* Begin *

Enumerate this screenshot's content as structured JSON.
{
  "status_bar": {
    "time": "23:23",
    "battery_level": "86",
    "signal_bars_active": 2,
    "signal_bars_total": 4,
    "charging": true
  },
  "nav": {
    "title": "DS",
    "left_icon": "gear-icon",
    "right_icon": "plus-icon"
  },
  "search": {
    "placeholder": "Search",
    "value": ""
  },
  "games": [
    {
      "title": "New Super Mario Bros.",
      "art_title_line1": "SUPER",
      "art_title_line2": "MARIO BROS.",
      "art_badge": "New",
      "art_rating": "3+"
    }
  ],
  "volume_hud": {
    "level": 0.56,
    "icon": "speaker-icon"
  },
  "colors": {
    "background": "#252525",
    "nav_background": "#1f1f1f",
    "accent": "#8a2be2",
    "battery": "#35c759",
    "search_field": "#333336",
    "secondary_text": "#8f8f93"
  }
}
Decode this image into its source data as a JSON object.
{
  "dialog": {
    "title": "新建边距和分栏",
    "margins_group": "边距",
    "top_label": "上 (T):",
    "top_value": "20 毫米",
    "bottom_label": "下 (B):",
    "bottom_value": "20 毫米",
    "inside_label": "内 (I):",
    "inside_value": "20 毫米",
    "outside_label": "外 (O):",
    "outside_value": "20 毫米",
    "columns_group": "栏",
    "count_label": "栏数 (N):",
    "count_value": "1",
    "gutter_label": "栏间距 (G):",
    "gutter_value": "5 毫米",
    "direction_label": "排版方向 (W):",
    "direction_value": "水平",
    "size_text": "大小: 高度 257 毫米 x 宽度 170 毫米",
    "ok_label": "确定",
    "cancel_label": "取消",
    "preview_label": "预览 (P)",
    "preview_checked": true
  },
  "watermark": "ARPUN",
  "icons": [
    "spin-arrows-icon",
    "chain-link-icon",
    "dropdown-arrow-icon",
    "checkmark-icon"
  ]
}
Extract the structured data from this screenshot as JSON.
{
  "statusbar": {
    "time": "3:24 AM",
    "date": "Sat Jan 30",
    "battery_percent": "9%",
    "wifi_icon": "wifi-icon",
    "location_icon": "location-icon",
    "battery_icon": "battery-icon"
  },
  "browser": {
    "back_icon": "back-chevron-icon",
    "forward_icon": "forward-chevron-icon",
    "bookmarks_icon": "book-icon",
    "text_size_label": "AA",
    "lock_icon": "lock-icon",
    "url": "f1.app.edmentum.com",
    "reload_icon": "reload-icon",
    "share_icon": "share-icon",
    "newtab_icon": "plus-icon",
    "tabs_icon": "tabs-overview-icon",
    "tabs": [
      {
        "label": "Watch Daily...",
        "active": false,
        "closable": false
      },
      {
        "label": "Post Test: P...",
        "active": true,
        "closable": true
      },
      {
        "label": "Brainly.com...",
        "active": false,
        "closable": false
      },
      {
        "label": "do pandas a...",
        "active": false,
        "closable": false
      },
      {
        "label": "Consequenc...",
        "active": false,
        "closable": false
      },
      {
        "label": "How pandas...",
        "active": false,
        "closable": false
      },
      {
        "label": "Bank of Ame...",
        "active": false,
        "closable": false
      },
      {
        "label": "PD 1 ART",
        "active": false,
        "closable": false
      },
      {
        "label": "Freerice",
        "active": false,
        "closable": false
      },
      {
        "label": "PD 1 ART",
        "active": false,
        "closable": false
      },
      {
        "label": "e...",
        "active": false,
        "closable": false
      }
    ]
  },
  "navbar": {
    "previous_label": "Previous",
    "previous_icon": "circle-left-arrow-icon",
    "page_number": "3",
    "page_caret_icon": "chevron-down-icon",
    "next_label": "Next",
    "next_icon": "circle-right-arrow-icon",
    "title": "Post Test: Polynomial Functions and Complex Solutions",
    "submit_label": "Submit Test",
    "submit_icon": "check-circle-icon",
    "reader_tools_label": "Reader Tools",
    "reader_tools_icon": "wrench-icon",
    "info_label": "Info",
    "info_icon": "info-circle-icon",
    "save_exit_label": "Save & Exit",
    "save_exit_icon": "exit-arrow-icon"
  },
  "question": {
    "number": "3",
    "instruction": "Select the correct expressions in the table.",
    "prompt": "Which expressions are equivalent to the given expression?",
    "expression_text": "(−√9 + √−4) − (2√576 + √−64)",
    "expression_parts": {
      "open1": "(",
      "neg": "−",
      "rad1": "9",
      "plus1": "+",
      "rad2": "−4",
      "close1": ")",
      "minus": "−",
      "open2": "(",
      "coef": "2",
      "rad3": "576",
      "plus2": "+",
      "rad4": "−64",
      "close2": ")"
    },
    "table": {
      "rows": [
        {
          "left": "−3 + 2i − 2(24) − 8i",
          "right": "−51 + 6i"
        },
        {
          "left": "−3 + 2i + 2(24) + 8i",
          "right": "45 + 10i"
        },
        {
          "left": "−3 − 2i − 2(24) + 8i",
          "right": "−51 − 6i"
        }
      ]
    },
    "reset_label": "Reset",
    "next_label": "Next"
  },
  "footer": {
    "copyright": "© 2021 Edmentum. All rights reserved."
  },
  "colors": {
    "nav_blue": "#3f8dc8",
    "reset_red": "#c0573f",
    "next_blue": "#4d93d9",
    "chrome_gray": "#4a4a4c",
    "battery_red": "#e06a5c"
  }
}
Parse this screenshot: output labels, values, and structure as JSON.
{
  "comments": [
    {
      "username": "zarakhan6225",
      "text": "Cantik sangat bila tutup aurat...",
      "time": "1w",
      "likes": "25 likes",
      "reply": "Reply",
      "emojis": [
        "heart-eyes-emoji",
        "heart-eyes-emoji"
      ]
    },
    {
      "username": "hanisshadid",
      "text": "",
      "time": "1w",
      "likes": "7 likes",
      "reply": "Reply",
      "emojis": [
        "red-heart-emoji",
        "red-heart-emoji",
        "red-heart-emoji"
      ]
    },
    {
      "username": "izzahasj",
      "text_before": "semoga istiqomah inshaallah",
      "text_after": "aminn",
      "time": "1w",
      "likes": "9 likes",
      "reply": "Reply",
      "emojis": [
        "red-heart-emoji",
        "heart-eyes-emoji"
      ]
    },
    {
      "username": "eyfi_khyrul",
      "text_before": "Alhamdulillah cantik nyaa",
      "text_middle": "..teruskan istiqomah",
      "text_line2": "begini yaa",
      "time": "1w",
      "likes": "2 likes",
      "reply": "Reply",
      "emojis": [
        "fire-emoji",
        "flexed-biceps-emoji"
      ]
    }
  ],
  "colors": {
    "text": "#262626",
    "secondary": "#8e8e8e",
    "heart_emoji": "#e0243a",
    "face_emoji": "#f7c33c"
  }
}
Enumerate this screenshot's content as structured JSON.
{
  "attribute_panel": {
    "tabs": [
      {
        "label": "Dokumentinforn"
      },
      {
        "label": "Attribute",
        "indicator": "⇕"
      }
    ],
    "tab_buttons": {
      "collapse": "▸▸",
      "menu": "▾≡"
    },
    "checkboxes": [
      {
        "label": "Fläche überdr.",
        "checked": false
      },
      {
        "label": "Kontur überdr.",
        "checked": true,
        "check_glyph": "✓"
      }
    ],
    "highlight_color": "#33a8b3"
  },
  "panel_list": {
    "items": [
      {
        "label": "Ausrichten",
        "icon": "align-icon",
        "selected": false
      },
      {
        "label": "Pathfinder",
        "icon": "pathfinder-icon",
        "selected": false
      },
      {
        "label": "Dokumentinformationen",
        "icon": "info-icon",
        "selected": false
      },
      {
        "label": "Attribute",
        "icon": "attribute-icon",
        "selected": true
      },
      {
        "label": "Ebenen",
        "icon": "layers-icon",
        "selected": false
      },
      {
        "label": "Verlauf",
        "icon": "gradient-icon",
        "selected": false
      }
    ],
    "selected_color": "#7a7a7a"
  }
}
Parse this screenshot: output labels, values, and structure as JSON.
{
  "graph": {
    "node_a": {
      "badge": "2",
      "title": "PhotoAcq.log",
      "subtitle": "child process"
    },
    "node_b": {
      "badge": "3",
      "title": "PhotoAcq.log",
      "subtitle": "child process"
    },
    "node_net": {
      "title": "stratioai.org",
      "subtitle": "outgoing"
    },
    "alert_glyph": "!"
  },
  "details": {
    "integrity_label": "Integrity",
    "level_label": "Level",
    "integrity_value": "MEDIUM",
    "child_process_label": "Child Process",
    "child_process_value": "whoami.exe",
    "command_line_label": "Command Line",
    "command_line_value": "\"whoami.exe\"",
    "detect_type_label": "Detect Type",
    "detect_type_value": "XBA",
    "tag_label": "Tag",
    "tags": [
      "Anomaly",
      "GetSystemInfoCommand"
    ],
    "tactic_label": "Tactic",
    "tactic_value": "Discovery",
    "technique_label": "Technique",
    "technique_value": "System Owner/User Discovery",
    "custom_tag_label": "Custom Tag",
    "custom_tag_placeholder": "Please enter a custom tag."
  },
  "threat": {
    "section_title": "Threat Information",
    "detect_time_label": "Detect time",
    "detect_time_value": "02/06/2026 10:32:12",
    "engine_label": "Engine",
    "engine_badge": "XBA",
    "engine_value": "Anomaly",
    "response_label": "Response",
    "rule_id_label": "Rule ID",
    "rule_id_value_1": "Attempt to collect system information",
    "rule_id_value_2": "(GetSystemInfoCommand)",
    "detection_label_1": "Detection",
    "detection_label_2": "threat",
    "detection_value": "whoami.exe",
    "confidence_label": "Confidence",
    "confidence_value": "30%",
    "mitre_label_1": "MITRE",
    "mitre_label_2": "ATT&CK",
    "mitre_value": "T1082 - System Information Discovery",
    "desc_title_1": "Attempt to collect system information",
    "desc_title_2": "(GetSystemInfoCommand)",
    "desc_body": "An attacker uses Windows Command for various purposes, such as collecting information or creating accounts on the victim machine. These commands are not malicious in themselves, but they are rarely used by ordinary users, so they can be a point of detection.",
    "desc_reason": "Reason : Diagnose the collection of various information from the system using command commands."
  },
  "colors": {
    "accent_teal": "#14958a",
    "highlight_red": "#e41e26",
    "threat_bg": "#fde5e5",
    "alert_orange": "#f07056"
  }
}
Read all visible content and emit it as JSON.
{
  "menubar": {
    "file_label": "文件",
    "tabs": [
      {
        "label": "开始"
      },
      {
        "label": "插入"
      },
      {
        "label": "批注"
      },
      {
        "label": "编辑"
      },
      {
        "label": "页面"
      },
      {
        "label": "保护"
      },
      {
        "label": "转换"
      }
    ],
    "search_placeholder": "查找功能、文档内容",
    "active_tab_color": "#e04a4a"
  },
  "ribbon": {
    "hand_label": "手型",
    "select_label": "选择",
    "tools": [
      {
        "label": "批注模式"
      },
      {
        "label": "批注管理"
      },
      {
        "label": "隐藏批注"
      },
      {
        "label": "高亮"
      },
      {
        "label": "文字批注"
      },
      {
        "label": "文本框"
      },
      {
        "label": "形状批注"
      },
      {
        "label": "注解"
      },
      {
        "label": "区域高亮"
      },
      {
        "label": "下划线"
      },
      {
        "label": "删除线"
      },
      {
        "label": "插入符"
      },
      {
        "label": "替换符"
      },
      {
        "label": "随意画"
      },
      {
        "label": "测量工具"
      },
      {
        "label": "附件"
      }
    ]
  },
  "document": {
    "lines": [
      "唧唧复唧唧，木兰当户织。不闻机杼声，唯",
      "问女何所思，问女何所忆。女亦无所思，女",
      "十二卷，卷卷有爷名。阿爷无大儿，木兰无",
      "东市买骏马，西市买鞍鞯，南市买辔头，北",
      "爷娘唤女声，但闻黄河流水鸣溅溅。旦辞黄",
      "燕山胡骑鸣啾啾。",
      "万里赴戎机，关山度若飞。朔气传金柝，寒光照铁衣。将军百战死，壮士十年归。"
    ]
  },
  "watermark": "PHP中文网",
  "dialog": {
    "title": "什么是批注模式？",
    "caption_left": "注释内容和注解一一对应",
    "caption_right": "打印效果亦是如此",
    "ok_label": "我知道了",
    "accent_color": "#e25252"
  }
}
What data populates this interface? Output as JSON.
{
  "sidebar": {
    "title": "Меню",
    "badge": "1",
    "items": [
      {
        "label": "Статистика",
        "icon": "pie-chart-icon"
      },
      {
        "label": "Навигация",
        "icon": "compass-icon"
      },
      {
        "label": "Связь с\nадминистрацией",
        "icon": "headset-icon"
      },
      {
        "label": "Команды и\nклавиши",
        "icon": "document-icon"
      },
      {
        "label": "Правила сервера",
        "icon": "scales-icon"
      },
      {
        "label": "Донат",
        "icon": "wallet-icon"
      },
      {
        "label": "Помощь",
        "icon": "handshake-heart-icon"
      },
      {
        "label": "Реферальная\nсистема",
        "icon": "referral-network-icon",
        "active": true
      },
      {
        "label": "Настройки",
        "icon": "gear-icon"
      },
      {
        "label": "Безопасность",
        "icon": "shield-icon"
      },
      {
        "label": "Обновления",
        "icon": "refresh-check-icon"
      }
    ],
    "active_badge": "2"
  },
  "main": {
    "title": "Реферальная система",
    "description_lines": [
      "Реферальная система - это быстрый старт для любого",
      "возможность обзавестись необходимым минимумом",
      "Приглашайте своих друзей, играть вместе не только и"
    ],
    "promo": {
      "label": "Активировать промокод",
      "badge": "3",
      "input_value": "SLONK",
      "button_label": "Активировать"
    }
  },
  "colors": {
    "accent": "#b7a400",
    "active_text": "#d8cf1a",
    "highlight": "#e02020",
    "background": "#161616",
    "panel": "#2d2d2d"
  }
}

* End *

Task description: Every line of the listing that holds "GetSystemInfoCommand" should be found and copied.

Result of this exercise:
      "GetSystemInfoCommand"
    "rule_id_value_2": "(GetSystemInfoCommand)",
    "desc_title_2": "(GetSystemInfoCommand)",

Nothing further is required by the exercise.